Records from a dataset
+++

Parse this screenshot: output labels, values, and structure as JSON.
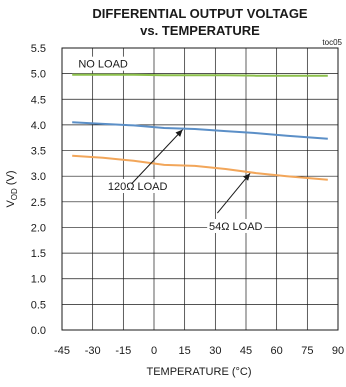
{
  "chart_data": {
    "type": "line",
    "title_line1": "DIFFERENTIAL OUTPUT VOLTAGE",
    "title_line2": "vs. TEMPERATURE",
    "figure_code": "toc05",
    "xlabel": "TEMPERATURE (°C)",
    "ylabel_main": "V",
    "ylabel_sub": "OD",
    "ylabel_unit": " (V)",
    "xlim": [
      -45,
      90
    ],
    "ylim": [
      0.0,
      5.5
    ],
    "x_ticks": [
      -45,
      -30,
      -15,
      0,
      15,
      30,
      45,
      60,
      75,
      90
    ],
    "x_tick_labels": [
      "-45",
      "-30",
      "-15",
      "0",
      "15",
      "30",
      "45",
      "60",
      "75",
      "90"
    ],
    "y_ticks": [
      0.0,
      0.5,
      1.0,
      1.5,
      2.0,
      2.5,
      3.0,
      3.5,
      4.0,
      4.5,
      5.0,
      5.5
    ],
    "y_tick_labels": [
      "0.0",
      "0.5",
      "1.0",
      "1.5",
      "2.0",
      "2.5",
      "3.0",
      "3.5",
      "4.0",
      "4.5",
      "5.0",
      "5.5"
    ],
    "grid": true,
    "series": [
      {
        "name": "NO LOAD",
        "color": "#8cc04b",
        "x": [
          -40,
          -25,
          -10,
          5,
          20,
          35,
          50,
          65,
          85
        ],
        "y": [
          4.98,
          4.98,
          4.98,
          4.97,
          4.97,
          4.97,
          4.96,
          4.96,
          4.96
        ]
      },
      {
        "name": "120Ω LOAD",
        "color": "#5b8fc7",
        "x": [
          -40,
          -25,
          -10,
          5,
          20,
          35,
          50,
          65,
          85
        ],
        "y": [
          4.05,
          4.02,
          3.99,
          3.94,
          3.92,
          3.88,
          3.84,
          3.79,
          3.73
        ]
      },
      {
        "name": "54Ω LOAD",
        "color": "#f2a65a",
        "x": [
          -40,
          -25,
          -10,
          5,
          20,
          35,
          50,
          65,
          85
        ],
        "y": [
          3.4,
          3.36,
          3.3,
          3.22,
          3.2,
          3.14,
          3.06,
          3.0,
          2.93
        ]
      }
    ],
    "annotations": [
      {
        "text": "NO LOAD",
        "series": "NO LOAD"
      },
      {
        "text": "120Ω LOAD",
        "series": "120Ω LOAD"
      },
      {
        "text": "54Ω LOAD",
        "series": "54Ω LOAD"
      }
    ]
  }
}
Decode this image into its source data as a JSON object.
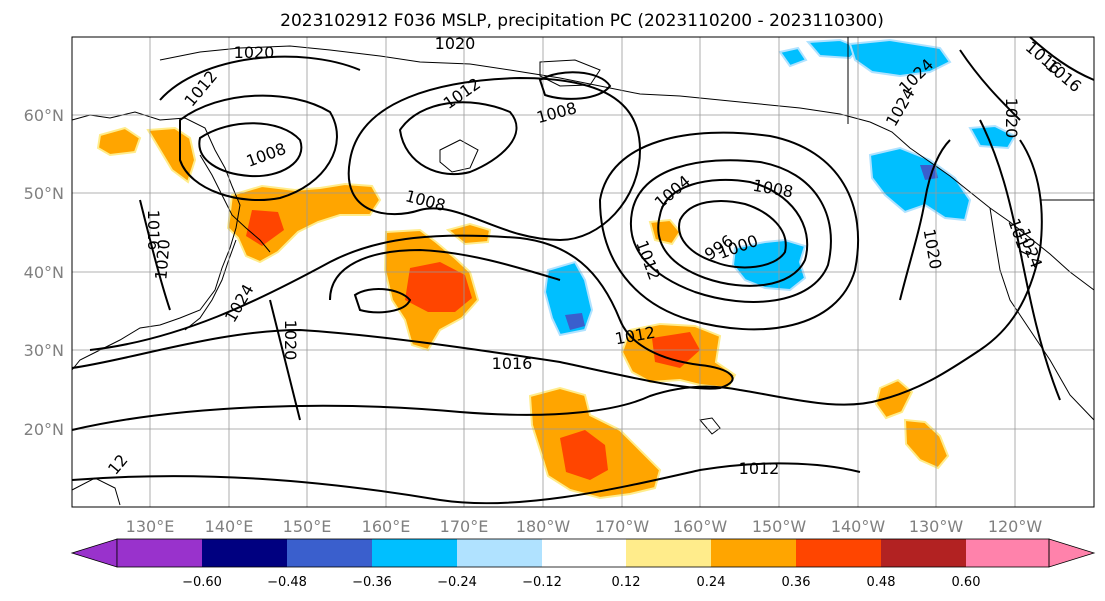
{
  "figure": {
    "title": "2023102912 F036 MSLP, precipitation PC (2023110200 - 2023110300)"
  },
  "map": {
    "lon_ticks": [
      "130°E",
      "140°E",
      "150°E",
      "160°E",
      "170°E",
      "180°W",
      "170°W",
      "160°W",
      "150°W",
      "140°W",
      "130°W",
      "120°W"
    ],
    "lat_ticks": [
      "60°N",
      "50°N",
      "40°N",
      "30°N",
      "20°N"
    ],
    "isobar_labels": [
      "1020",
      "1020",
      "1012",
      "1012",
      "1008",
      "1008",
      "1008",
      "1004",
      "1008",
      "1016",
      "1016",
      "1024",
      "1024",
      "1020",
      "1012",
      "1012",
      "1000",
      "996",
      "1012",
      "1016",
      "1012",
      "1020",
      "1020",
      "1024",
      "1016",
      "1020",
      "1024",
      "12"
    ]
  },
  "colorbar": {
    "ticks": [
      "−0.60",
      "−0.48",
      "−0.36",
      "−0.24",
      "−0.12",
      "0.12",
      "0.24",
      "0.36",
      "0.48",
      "0.60"
    ],
    "colors": [
      "#9932CC",
      "#000080",
      "#3A5FCD",
      "#00BFFF",
      "#B0E2FF",
      "#FFFFFF",
      "#FFEC8B",
      "#FFA500",
      "#FF4500",
      "#B22222",
      "#FF82AB"
    ]
  }
}
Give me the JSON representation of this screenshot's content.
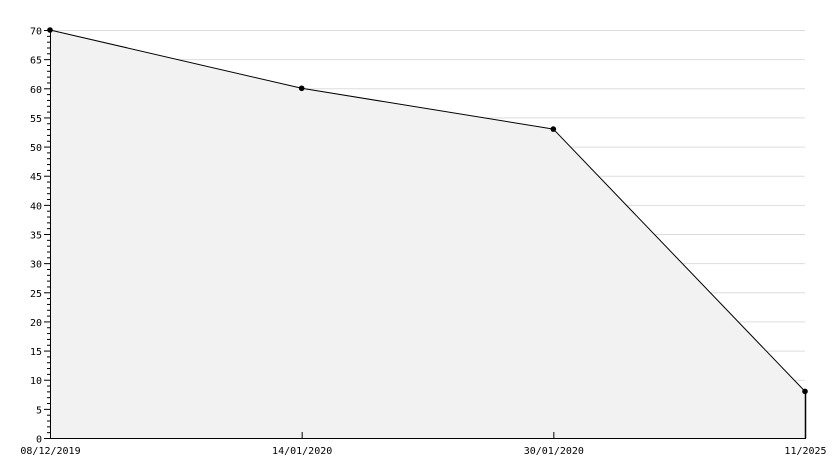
{
  "chart_data": {
    "type": "area",
    "categories": [
      "08/12/2019",
      "14/01/2020",
      "30/01/2020",
      "11/2025"
    ],
    "values": [
      70,
      60,
      53,
      8
    ],
    "title": "",
    "xlabel": "",
    "ylabel": "",
    "ylim": [
      0,
      70
    ],
    "ytick_step": 5,
    "grid": true,
    "legend": "none",
    "colors": {
      "line": "#000000",
      "fill": "#f2f2f2",
      "grid": "#dddddd",
      "marker": "#000000"
    }
  }
}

+++

### Given problem
All lines from the one containing "Give me the" through the end of the entries, both ends included, should be written out exactly, with no pictures.

### Correct response
Give me the JSON representation of this screenshot's content.
{
  "chart_data": {
    "type": "area",
    "categories": [
      "08/12/2019",
      "14/01/2020",
      "30/01/2020",
      "11/2025"
    ],
    "values": [
      70,
      60,
      53,
      8
    ],
    "title": "",
    "xlabel": "",
    "ylabel": "",
    "ylim": [
      0,
      70
    ],
    "ytick_step": 5,
    "grid": true,
    "legend": "none",
    "colors": {
      "line": "#000000",
      "fill": "#f2f2f2",
      "grid": "#dddddd",
      "marker": "#000000"
    }
  }
}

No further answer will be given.